_FRAGMENTO PROPORCIONADO_
○ ○ ○ ○ ○
El viaducto de Arco de Ladrillo volvió a protagonizar un corte de tráfico este pasado miércoles, 5 de agosto, cuando operarios del Ayuntamiento de Valladolid interrumpieron uno de los dos carriles de salida de la ciudad en dirección a Laguna de Duero para llevar a cabo una inspección de sus guardarraíles.

Según explicaron fuentes de la Concejalía de Tráfico y Movilidad, el objetivo de la actuación era «comprobar la estabilidad y seguridad» de los laterales de esta veterana infraestructura. Una intervención breve, circunscrita a las horas de la mañana, pero que obligó a los conductores a extremar la precaución y armarse de paciencia en pleno inicio del mes vacacional.
No es la primera vez que este paso elevado requiere atención sobre sus defensas. El pasado 2 de febrero ya se produjo un corte puntual para sustituir un pretil dañado tras un accidente ocurrido el 7 de enero. Las revisiones de este tipo forman parte del plan de mantenimiento habitual del Ayuntamiento para una infraestructura que lleva meses bajo seguimiento estrecho.
○ ○ ○ ○ ○
_EJERCICIOS PROPUESTOS_
a: Enumere todas las fechas que se mencionan en la noticia sobre el viaducto de Arco de Ladrillo.
b: Prosiga la noticia sobre el viaducto de Arco de Ladrillo a partir de su última oración.

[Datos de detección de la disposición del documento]
○ ○ ○ ○ ○
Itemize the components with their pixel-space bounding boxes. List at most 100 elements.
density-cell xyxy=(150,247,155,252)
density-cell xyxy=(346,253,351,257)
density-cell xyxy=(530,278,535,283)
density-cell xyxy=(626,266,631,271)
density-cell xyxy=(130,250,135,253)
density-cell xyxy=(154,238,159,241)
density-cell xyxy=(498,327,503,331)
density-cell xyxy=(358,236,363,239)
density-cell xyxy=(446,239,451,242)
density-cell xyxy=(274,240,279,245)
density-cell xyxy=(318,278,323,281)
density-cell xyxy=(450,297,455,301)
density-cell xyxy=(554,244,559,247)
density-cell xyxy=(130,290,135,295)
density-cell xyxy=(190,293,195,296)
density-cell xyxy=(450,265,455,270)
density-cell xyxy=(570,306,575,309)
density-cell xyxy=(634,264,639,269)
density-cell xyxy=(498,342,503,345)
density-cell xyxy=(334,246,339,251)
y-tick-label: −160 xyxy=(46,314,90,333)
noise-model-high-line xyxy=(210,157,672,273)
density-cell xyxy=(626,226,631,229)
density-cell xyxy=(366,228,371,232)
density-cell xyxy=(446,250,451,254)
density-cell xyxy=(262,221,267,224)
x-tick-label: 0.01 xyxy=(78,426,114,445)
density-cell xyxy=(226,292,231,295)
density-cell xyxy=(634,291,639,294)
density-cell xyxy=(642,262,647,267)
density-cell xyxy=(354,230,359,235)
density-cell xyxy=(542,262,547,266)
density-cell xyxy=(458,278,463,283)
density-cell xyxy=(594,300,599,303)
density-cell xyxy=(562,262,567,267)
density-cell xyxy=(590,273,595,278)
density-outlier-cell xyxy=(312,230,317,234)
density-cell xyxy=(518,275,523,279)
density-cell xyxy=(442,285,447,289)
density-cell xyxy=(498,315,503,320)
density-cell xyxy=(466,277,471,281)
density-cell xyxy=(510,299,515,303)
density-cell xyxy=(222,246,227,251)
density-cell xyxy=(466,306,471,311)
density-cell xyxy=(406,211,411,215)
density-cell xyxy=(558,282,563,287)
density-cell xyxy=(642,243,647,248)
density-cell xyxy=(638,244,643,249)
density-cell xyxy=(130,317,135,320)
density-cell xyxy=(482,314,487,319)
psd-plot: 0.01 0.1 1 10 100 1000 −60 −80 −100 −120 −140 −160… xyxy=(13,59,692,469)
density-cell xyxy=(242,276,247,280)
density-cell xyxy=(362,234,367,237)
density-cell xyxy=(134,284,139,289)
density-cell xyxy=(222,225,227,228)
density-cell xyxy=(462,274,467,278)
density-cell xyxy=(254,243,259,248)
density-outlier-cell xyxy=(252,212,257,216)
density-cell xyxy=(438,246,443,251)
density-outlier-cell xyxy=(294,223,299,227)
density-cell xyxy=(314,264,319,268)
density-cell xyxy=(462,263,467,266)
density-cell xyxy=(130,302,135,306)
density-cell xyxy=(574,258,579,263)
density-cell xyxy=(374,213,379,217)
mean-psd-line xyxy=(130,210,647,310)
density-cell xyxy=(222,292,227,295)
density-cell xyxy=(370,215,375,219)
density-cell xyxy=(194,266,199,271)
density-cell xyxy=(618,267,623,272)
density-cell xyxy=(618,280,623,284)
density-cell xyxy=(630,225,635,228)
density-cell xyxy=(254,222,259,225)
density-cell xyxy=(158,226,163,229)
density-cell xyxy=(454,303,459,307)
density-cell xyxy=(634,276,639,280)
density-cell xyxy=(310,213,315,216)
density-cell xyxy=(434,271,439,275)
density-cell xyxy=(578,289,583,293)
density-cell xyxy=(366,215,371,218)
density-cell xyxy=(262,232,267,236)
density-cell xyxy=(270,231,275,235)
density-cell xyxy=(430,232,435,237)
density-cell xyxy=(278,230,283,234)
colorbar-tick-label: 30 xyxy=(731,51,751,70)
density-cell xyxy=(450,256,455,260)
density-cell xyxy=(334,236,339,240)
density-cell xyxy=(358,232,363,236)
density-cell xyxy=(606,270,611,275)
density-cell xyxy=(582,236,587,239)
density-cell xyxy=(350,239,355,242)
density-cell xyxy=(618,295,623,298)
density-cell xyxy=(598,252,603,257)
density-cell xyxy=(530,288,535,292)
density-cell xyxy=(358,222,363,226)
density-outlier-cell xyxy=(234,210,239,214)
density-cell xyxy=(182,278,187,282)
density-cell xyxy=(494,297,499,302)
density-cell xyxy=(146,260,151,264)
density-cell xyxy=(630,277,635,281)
○ ○ ○ ○ ○
_RESULTADOS OBTENIDOS_
a:
- Miércoles, 5 de agosto
- 2 de febrero
- 7 de enero

b:
Y es que el viaducto arrastra desde hace tiempo la vigilancia de pequeñas grietas aparecidas en las juntas de dilatación del tablero, que tuvieron que ser reparadas en horario nocturno el pasado mes de abril. Los técnicos municipales ya advirtieron entonces de que la reaparición de esas fisuras era algo previsto tras las obras de remodelación concluidas en mayo de 2025, y que se esperaría al verano para evaluar su evolución en condiciones de «máxima contracción», cuando los contrastes térmicos entre el frío y el calor hacen más evidentes las aperturas en el asfalto.
Todo ello se enmarca en el contexto de la gran intervención acometida sobre esta estructura de los años 60, que supuso una inversión de 2,3 millones de euros y mantuvo cortado el tráfico durante un año entero, entre junio de 2024 y mayo de 2025. Aquellas obras ampliaron el tablero e instalaron una triple bionda lateral con el fin de garantizar, según palabras del propio alcalde Jesús Julio Carnero, una durabilidad de «otros cincuenta años».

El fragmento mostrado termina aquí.